> [Stated problem]: In the entries that follow, find the word "document" and report each line it is on.

> [Exercise input]:

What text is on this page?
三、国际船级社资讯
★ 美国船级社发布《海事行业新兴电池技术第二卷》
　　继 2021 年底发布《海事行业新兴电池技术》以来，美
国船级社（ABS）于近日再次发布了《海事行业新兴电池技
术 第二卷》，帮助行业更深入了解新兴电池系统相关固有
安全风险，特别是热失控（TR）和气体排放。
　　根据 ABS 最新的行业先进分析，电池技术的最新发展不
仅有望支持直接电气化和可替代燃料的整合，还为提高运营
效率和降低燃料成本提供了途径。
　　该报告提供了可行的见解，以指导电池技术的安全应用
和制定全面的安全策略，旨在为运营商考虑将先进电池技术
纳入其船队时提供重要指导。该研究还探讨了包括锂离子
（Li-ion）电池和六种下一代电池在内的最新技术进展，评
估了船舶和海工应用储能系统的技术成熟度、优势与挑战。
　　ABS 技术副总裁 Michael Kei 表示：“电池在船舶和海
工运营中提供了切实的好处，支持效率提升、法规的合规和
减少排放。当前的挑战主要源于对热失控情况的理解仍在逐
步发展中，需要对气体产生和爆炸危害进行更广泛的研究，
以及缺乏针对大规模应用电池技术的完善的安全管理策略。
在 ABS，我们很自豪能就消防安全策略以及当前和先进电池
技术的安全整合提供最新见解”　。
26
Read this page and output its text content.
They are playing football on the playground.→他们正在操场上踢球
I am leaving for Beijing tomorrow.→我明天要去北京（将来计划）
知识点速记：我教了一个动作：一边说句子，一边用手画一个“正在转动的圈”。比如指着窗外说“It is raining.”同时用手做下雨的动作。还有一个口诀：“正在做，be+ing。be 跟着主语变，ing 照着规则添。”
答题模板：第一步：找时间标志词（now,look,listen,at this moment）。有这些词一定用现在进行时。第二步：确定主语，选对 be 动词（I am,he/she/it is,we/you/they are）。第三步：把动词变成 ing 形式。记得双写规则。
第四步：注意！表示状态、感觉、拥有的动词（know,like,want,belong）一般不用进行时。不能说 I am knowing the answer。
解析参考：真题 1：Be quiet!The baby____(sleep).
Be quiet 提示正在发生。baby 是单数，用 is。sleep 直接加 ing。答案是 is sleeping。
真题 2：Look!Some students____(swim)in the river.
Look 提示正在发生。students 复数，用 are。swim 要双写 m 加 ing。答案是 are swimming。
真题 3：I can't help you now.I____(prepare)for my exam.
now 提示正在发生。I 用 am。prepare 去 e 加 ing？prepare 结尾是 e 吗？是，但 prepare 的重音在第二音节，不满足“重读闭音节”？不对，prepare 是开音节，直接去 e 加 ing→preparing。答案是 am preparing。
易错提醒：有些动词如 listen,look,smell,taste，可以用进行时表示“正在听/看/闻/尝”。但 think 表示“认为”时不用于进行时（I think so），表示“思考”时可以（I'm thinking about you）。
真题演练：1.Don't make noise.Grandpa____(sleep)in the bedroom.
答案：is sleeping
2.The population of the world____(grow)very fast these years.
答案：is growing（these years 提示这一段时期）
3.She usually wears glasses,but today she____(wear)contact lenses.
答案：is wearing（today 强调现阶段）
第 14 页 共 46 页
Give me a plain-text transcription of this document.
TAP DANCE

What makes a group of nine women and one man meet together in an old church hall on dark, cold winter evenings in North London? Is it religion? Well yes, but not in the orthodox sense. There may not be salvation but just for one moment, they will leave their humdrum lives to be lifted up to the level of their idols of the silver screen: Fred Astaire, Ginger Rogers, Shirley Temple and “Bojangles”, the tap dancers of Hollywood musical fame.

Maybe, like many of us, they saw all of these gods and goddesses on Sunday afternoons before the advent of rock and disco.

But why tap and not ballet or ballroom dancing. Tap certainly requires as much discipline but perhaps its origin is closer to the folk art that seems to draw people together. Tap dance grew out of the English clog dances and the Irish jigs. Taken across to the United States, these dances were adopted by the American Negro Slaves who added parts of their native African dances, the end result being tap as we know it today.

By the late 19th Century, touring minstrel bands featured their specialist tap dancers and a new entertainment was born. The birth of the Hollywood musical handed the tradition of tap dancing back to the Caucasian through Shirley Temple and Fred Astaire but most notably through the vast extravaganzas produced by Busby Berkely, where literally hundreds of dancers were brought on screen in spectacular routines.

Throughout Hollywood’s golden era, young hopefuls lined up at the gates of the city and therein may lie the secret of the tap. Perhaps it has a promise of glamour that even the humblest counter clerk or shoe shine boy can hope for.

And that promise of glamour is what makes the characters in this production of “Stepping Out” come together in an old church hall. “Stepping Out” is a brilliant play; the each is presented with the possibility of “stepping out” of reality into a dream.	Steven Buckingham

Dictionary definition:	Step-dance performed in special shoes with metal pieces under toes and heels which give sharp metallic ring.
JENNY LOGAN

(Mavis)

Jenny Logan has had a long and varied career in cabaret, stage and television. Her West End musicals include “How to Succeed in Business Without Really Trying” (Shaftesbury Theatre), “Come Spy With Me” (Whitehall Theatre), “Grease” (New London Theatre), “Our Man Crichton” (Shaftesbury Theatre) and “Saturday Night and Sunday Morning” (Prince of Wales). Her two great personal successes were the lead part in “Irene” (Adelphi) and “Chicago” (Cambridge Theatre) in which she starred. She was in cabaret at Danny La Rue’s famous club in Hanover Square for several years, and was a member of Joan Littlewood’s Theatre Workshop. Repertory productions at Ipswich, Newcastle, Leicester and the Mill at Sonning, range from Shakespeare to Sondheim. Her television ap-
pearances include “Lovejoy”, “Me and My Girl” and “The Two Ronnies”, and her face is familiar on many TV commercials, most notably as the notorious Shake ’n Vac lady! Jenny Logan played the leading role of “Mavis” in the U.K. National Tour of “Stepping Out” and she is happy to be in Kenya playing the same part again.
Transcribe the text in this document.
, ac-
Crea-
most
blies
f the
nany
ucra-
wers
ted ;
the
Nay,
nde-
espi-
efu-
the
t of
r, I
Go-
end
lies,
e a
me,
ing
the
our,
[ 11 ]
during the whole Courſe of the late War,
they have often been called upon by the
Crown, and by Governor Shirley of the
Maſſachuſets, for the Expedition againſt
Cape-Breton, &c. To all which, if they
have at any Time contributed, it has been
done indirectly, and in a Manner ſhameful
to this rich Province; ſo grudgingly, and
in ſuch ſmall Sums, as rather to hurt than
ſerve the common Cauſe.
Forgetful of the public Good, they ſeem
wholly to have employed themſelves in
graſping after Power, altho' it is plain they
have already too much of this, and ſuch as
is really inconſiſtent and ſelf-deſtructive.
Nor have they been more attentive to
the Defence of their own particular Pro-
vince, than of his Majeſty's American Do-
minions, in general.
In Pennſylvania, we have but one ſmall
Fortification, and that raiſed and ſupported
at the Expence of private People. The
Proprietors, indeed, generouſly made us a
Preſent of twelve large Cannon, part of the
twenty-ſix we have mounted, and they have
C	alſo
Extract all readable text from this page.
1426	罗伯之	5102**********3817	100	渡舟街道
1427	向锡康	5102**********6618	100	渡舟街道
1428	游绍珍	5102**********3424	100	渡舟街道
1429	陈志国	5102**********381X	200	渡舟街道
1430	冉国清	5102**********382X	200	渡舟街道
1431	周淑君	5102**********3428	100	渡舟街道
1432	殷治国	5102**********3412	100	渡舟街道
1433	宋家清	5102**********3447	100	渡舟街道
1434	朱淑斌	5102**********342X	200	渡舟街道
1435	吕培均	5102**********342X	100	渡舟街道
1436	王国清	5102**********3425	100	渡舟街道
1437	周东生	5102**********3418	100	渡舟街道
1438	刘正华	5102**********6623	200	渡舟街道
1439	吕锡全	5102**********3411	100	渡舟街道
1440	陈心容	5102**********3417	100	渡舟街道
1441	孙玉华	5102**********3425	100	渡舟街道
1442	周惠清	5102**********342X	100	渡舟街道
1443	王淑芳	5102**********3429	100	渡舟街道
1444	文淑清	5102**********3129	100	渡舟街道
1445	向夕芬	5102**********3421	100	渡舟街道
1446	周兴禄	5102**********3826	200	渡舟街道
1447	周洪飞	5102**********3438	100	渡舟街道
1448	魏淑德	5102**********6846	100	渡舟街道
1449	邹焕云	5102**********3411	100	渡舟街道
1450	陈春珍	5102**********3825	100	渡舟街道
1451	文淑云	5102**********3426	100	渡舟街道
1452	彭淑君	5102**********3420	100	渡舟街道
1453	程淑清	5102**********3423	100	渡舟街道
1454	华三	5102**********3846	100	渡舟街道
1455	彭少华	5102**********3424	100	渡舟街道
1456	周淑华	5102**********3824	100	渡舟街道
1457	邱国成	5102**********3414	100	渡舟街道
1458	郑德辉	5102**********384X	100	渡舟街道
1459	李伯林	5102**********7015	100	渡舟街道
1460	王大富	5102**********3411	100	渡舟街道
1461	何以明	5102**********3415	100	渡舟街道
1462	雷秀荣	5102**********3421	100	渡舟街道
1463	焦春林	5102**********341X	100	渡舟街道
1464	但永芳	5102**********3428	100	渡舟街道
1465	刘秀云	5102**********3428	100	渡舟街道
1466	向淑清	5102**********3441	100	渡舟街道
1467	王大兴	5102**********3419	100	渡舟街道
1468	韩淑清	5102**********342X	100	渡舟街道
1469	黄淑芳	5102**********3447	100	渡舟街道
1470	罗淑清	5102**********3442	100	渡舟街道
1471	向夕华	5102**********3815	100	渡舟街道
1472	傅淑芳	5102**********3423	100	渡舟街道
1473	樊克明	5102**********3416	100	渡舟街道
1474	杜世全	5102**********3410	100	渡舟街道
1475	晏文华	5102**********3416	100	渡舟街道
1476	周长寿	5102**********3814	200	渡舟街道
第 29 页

> [Completed exercise]:
Give me a plain-text transcription of this document.
Transcribe the text in this document.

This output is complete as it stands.